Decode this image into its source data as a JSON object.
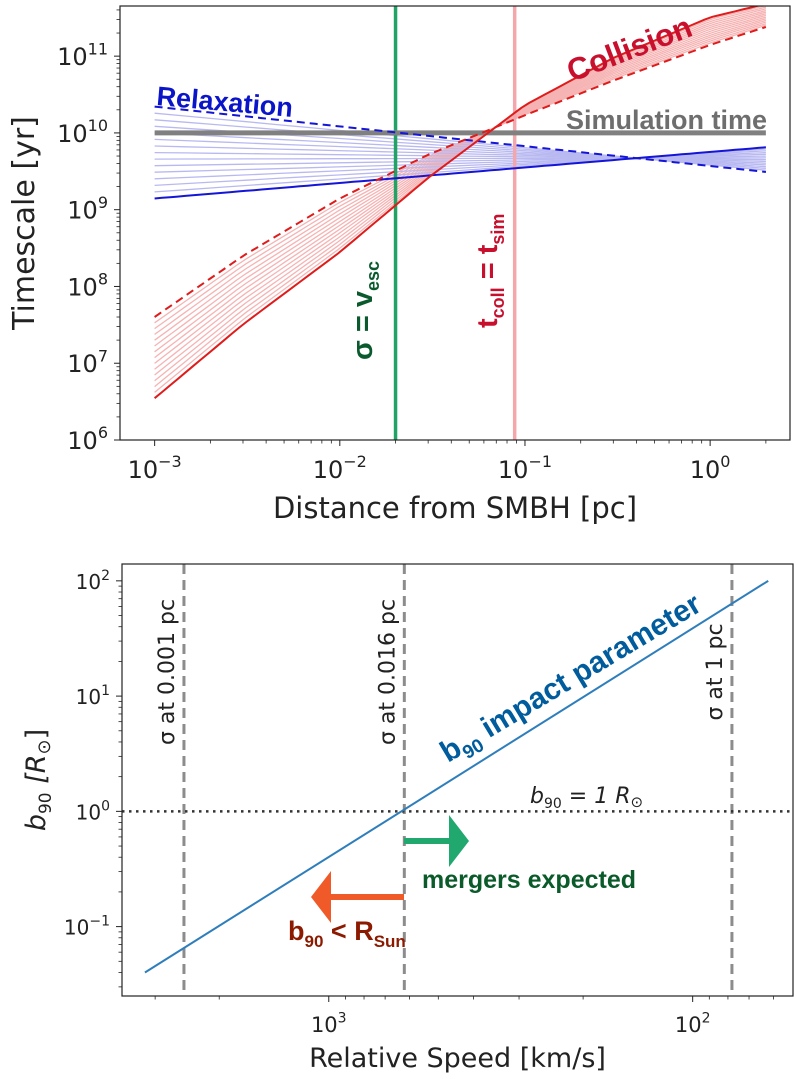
{
  "chart_data": [
    {
      "type": "line",
      "scale": {
        "x": "log",
        "y": "log"
      },
      "xlabel": "Distance from SMBH [pc]",
      "ylabel": "Timescale [yr]",
      "xlim": [
        0.00065,
        2.7
      ],
      "ylim": [
        1000000.0,
        450000000000.0
      ],
      "xticks": [
        {
          "value": 0.001,
          "base": "10",
          "exp": "−3"
        },
        {
          "value": 0.01,
          "base": "10",
          "exp": "−2"
        },
        {
          "value": 0.1,
          "base": "10",
          "exp": "−1"
        },
        {
          "value": 1,
          "base": "10",
          "exp": "0"
        }
      ],
      "yticks": [
        {
          "value": 1000000.0,
          "base": "10",
          "exp": "6"
        },
        {
          "value": 10000000.0,
          "base": "10",
          "exp": "7"
        },
        {
          "value": 100000000.0,
          "base": "10",
          "exp": "8"
        },
        {
          "value": 1000000000.0,
          "base": "10",
          "exp": "9"
        },
        {
          "value": 10000000000.0,
          "base": "10",
          "exp": "10"
        },
        {
          "value": 100000000000.0,
          "base": "10",
          "exp": "11"
        }
      ],
      "series": [
        {
          "name": "Relaxation (solid)",
          "color": "#1515d8",
          "dash": false,
          "x": [
            0.001,
            2
          ],
          "y": [
            1400000000.0,
            6500000000.0
          ]
        },
        {
          "name": "Relaxation (dashed)",
          "color": "#1515d8",
          "dash": true,
          "x": [
            0.001,
            2
          ],
          "y": [
            22000000000.0,
            3100000000.0
          ]
        },
        {
          "name": "Collision (solid)",
          "color": "#e01b1b",
          "dash": false,
          "x": [
            0.001,
            0.003,
            0.01,
            0.03,
            0.1,
            0.3,
            1,
            2
          ],
          "y": [
            3500000.0,
            32000000.0,
            280000000.0,
            2600000000.0,
            23000000000.0,
            95000000000.0,
            320000000000.0,
            480000000000.0
          ]
        },
        {
          "name": "Collision (dashed)",
          "color": "#e01b1b",
          "dash": true,
          "x": [
            0.001,
            0.003,
            0.01,
            0.03,
            0.1,
            0.3,
            1,
            2
          ],
          "y": [
            40000000.0,
            250000000.0,
            1400000000.0,
            5200000000.0,
            17000000000.0,
            48000000000.0,
            140000000000.0,
            240000000000.0
          ]
        },
        {
          "name": "Simulation time",
          "color": "#808080",
          "dash": false,
          "x": [
            0.001,
            2
          ],
          "y": [
            10000000000.0,
            10000000000.0
          ]
        }
      ],
      "vlines": [
        {
          "name": "sigma = v_esc",
          "x": 0.02,
          "color": "#21a366"
        },
        {
          "name": "t_coll = t_sim",
          "x": 0.088,
          "color": "#f4a6ad"
        }
      ],
      "annotations": {
        "collision": "Collision",
        "relaxation": "Relaxation",
        "simulation_time": "Simulation time",
        "sigma": "σ = v",
        "sigma_sub": "esc",
        "tcoll_t": "t",
        "tcoll_sub1": "coll",
        "tcoll_eq": " = t",
        "tcoll_sub2": "sim"
      }
    },
    {
      "type": "line",
      "scale": {
        "x": "log-inverted",
        "y": "log"
      },
      "xlabel": "Relative Speed [km/s]",
      "ylabel_main": "b",
      "ylabel_sub": "90",
      "ylabel_rest": " [R",
      "ylabel_sym": "⊙",
      "ylabel_close": "]",
      "xlim": [
        3700,
        53
      ],
      "ylim": [
        0.025,
        140
      ],
      "xticks": [
        {
          "value": 1000,
          "base": "10",
          "exp": "3"
        },
        {
          "value": 100,
          "base": "10",
          "exp": "2"
        }
      ],
      "yticks": [
        {
          "value": 0.1,
          "base": "10",
          "exp": "−1"
        },
        {
          "value": 1,
          "base": "10",
          "exp": "0"
        },
        {
          "value": 10,
          "base": "10",
          "exp": "1"
        },
        {
          "value": 100,
          "base": "10",
          "exp": "2"
        }
      ],
      "series": [
        {
          "name": "b90 impact parameter",
          "color": "#2f7ebc",
          "x": [
            3200,
            62
          ],
          "y": [
            0.04,
            100
          ]
        }
      ],
      "vlines": [
        {
          "label": "σ at 0.001 pc",
          "x": 2500
        },
        {
          "label": "σ at 0.016 pc",
          "x": 620
        },
        {
          "label": "σ at 1 pc",
          "x": 78
        }
      ],
      "hline": {
        "y": 1,
        "label_main": "b",
        "label_sub": "90",
        "label_rest": " = 1 R",
        "label_sym": "⊙"
      },
      "annotations": {
        "impact_main": "b",
        "impact_sub": "90",
        "impact_rest": " impact parameter",
        "mergers": "mergers expected",
        "bsun_main": "b",
        "bsun_sub": "90",
        "bsun_rest": " < R",
        "bsun_sub2": "Sun"
      },
      "colors": {
        "merger_arrow": "#21a86e",
        "merger_text": "#0a5a2a",
        "bsun_arrow": "#f05a28",
        "bsun_text": "#8b1a00"
      }
    }
  ]
}
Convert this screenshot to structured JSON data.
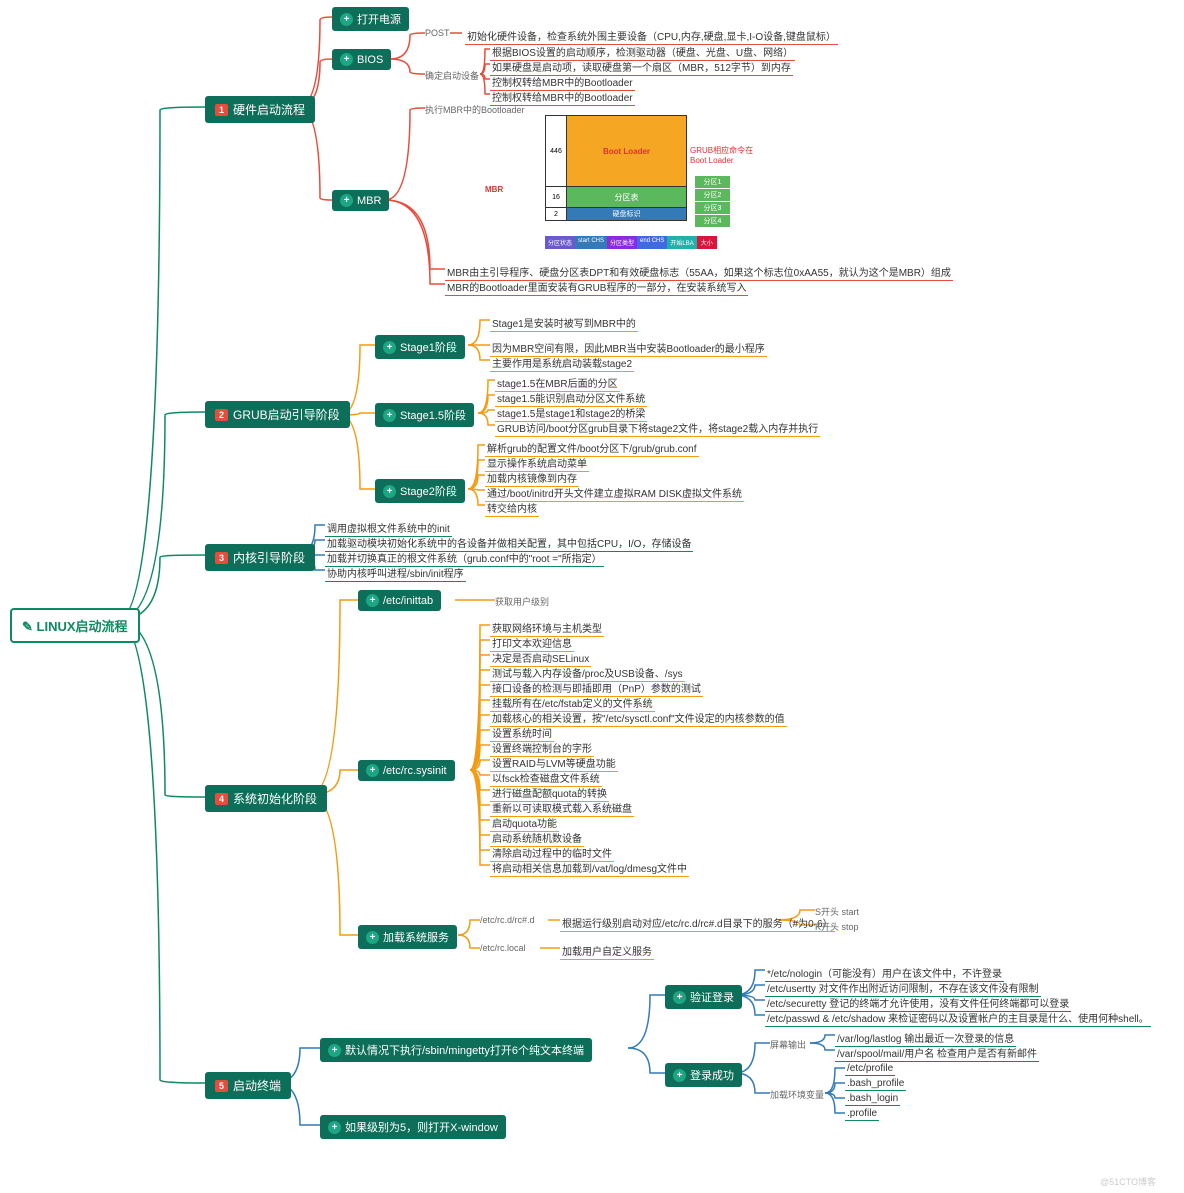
————
--- What the task requires ---
Leave the images out and output the remaining material exactly as it stands.

--- Problem solution ---
Decode this image into its source data as a JSON object.
{
  "chart_data": [
    {
      "type": "line",
      "scale": {
        "x": "log",
        "y": "log"
      },
      "xlabel": "Distance from SMBH [pc]",
      "ylabel": "Timescale [yr]",
      "xlim": [
        0.00065,
        2.7
      ],
      "ylim": [
        1000000.0,
        450000000000.0
      ],
      "xticks": [
        {
          "value": 0.001,
          "base": "10",
          "exp": "−3"
        },
        {
          "value": 0.01,
          "base": "10",
          "exp": "−2"
        },
        {
          "value": 0.1,
          "base": "10",
          "exp": "−1"
        },
        {
          "value": 1,
          "base": "10",
          "exp": "0"
        }
      ],
      "yticks": [
        {
          "value": 1000000.0,
          "base": "10",
          "exp": "6"
        },
        {
          "value": 10000000.0,
          "base": "10",
          "exp": "7"
        },
        {
          "value": 100000000.0,
          "base": "10",
          "exp": "8"
        },
        {
          "value": 1000000000.0,
          "base": "10",
          "exp": "9"
        },
        {
          "value": 10000000000.0,
          "base": "10",
          "exp": "10"
        },
        {
          "value": 100000000000.0,
          "base": "10",
          "exp": "11"
        }
      ],
      "series": [
        {
          "name": "Relaxation (solid)",
          "color": "#1515d8",
          "dash": false,
          "x": [
            0.001,
            2
          ],
          "y": [
            1400000000.0,
            6500000000.0
          ]
        },
        {
          "name": "Relaxation (dashed)",
          "color": "#1515d8",
          "dash": true,
          "x": [
            0.001,
            2
          ],
          "y": [
            22000000000.0,
            3100000000.0
          ]
        },
        {
          "name": "Collision (solid)",
          "color": "#e01b1b",
          "dash": false,
          "x": [
            0.001,
            0.003,
            0.01,
            0.03,
            0.1,
            0.3,
            1,
            2
          ],
          "y": [
            3500000.0,
            32000000.0,
            280000000.0,
            2600000000.0,
            23000000000.0,
            95000000000.0,
            320000000000.0,
            480000000000.0
          ]
        },
        {
          "name": "Collision (dashed)",
          "color": "#e01b1b",
          "dash": true,
          "x": [
            0.001,
            0.003,
            0.01,
            0.03,
            0.1,
            0.3,
            1,
            2
          ],
          "y": [
            40000000.0,
            250000000.0,
            1400000000.0,
            5200000000.0,
            17000000000.0,
            48000000000.0,
            140000000000.0,
            240000000000.0
          ]
        },
        {
          "name": "Simulation time",
          "color": "#808080",
          "dash": false,
          "x": [
            0.001,
            2
          ],
          "y": [
            10000000000.0,
            10000000000.0
          ]
        }
      ],
      "vlines": [
        {
          "name": "sigma = v_esc",
          "x": 0.02,
          "color": "#21a366"
        },
        {
          "name": "t_coll = t_sim",
          "x": 0.088,
          "color": "#f4a6ad"
        }
      ],
      "annotations": {
        "collision": "Collision",
        "relaxation": "Relaxation",
        "simulation_time": "Simulation time",
        "sigma": "σ = v",
        "sigma_sub": "esc",
        "tcoll_t": "t",
        "tcoll_sub1": "coll",
        "tcoll_eq": " = t",
        "tcoll_sub2": "sim"
      }
    },
    {
      "type": "line",
      "scale": {
        "x": "log-inverted",
        "y": "log"
      },
      "xlabel": "Relative Speed [km/s]",
      "ylabel_main": "b",
      "ylabel_sub": "90",
      "ylabel_rest": " [R",
      "ylabel_sym": "⊙",
      "ylabel_close": "]",
      "xlim": [
        3700,
        53
      ],
      "ylim": [
        0.025,
        140
      ],
      "xticks": [
        {
          "value": 1000,
          "base": "10",
          "exp": "3"
        },
        {
          "value": 100,
          "base": "10",
          "exp": "2"
        }
      ],
      "yticks": [
        {
          "value": 0.1,
          "base": "10",
          "exp": "−1"
        },
        {
          "value": 1,
          "base": "10",
          "exp": "0"
        },
        {
          "value": 10,
          "base": "10",
          "exp": "1"
        },
        {
          "value": 100,
          "base": "10",
          "exp": "2"
        }
      ],
      "series": [
        {
          "name": "b90 impact parameter",
          "color": "#2f7ebc",
          "x": [
            3200,
            62
          ],
          "y": [
            0.04,
            100
          ]
        }
      ],
      "vlines": [
        {
          "label": "σ at 0.001 pc",
          "x": 2500
        },
        {
          "label": "σ at 0.016 pc",
          "x": 620
        },
        {
          "label": "σ at 1 pc",
          "x": 78
        }
      ],
      "hline": {
        "y": 1,
        "label_main": "b",
        "label_sub": "90",
        "label_rest": " = 1 R",
        "label_sym": "⊙"
      },
      "annotations": {
        "impact_main": "b",
        "impact_sub": "90",
        "impact_rest": " impact parameter",
        "mergers": "mergers expected",
        "bsun_main": "b",
        "bsun_sub": "90",
        "bsun_rest": " < R",
        "bsun_sub2": "Sun"
      },
      "colors": {
        "merger_arrow": "#21a86e",
        "merger_text": "#0a5a2a",
        "bsun_arrow": "#f05a28",
        "bsun_text": "#8b1a00"
      }
    }
  ]
}
Convert this screenshot to structured JSON data.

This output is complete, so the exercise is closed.